(ENTRIES PROVIDED):
..........

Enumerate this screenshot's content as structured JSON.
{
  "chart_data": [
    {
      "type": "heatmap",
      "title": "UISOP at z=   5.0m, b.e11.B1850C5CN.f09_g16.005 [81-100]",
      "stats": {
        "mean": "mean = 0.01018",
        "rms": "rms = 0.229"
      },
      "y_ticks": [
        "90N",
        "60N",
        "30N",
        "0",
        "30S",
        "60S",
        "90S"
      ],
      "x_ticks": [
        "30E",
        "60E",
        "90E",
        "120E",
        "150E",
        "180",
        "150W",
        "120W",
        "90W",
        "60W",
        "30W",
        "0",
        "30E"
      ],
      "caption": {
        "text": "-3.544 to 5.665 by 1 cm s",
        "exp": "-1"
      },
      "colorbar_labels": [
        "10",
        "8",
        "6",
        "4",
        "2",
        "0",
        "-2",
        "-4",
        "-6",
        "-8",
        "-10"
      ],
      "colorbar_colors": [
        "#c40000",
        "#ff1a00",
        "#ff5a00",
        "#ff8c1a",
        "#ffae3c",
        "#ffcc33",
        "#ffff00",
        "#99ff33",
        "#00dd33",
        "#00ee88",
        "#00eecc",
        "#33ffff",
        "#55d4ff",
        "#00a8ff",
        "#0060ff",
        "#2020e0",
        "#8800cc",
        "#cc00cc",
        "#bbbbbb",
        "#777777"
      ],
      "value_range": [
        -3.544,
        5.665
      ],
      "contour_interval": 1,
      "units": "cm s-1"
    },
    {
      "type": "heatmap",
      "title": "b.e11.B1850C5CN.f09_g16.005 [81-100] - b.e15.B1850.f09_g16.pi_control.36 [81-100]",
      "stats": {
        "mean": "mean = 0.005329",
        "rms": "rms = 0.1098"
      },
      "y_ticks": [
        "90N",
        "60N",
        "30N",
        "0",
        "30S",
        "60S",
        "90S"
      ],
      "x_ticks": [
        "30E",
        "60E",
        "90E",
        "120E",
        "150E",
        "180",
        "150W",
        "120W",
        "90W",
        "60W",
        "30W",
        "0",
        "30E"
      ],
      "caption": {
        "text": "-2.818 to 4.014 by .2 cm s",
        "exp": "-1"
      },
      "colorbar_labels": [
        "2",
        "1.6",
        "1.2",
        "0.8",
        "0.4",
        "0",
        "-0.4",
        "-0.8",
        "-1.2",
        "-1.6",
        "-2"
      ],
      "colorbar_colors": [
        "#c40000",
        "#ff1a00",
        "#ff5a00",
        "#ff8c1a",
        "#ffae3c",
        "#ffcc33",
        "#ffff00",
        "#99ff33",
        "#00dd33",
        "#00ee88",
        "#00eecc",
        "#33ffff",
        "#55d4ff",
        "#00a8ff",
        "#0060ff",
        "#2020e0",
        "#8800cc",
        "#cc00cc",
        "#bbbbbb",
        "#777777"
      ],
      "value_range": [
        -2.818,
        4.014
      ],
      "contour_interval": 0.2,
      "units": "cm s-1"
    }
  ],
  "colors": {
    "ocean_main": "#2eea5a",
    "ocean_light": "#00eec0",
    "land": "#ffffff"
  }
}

..........

(JOB): Word for word, restate all of the data shown above.

(EXERCISE SOLUTION):
Enumerate this screenshot's content as structured JSON.
{
  "chart_data": [
    {
      "type": "heatmap",
      "title": "UISOP at z=   5.0m, b.e11.B1850C5CN.f09_g16.005 [81-100]",
      "stats": {
        "mean": "mean = 0.01018",
        "rms": "rms = 0.229"
      },
      "y_ticks": [
        "90N",
        "60N",
        "30N",
        "0",
        "30S",
        "60S",
        "90S"
      ],
      "x_ticks": [
        "30E",
        "60E",
        "90E",
        "120E",
        "150E",
        "180",
        "150W",
        "120W",
        "90W",
        "60W",
        "30W",
        "0",
        "30E"
      ],
      "caption": {
        "text": "-3.544 to 5.665 by 1 cm s",
        "exp": "-1"
      },
      "colorbar_labels": [
        "10",
        "8",
        "6",
        "4",
        "2",
        "0",
        "-2",
        "-4",
        "-6",
        "-8",
        "-10"
      ],
      "colorbar_colors": [
        "#c40000",
        "#ff1a00",
        "#ff5a00",
        "#ff8c1a",
        "#ffae3c",
        "#ffcc33",
        "#ffff00",
        "#99ff33",
        "#00dd33",
        "#00ee88",
        "#00eecc",
        "#33ffff",
        "#55d4ff",
        "#00a8ff",
        "#0060ff",
        "#2020e0",
        "#8800cc",
        "#cc00cc",
        "#bbbbbb",
        "#777777"
      ],
      "value_range": [
        -3.544,
        5.665
      ],
      "contour_interval": 1,
      "units": "cm s-1"
    },
    {
      "type": "heatmap",
      "title": "b.e11.B1850C5CN.f09_g16.005 [81-100] - b.e15.B1850.f09_g16.pi_control.36 [81-100]",
      "stats": {
        "mean": "mean = 0.005329",
        "rms": "rms = 0.1098"
      },
      "y_ticks": [
        "90N",
        "60N",
        "30N",
        "0",
        "30S",
        "60S",
        "90S"
      ],
      "x_ticks": [
        "30E",
        "60E",
        "90E",
        "120E",
        "150E",
        "180",
        "150W",
        "120W",
        "90W",
        "60W",
        "30W",
        "0",
        "30E"
      ],
      "caption": {
        "text": "-2.818 to 4.014 by .2 cm s",
        "exp": "-1"
      },
      "colorbar_labels": [
        "2",
        "1.6",
        "1.2",
        "0.8",
        "0.4",
        "0",
        "-0.4",
        "-0.8",
        "-1.2",
        "-1.6",
        "-2"
      ],
      "colorbar_colors": [
        "#c40000",
        "#ff1a00",
        "#ff5a00",
        "#ff8c1a",
        "#ffae3c",
        "#ffcc33",
        "#ffff00",
        "#99ff33",
        "#00dd33",
        "#00ee88",
        "#00eecc",
        "#33ffff",
        "#55d4ff",
        "#00a8ff",
        "#0060ff",
        "#2020e0",
        "#8800cc",
        "#cc00cc",
        "#bbbbbb",
        "#777777"
      ],
      "value_range": [
        -2.818,
        4.014
      ],
      "contour_interval": 0.2,
      "units": "cm s-1"
    }
  ],
  "colors": {
    "ocean_main": "#2eea5a",
    "ocean_light": "#00eec0",
    "land": "#ffffff"
  }
}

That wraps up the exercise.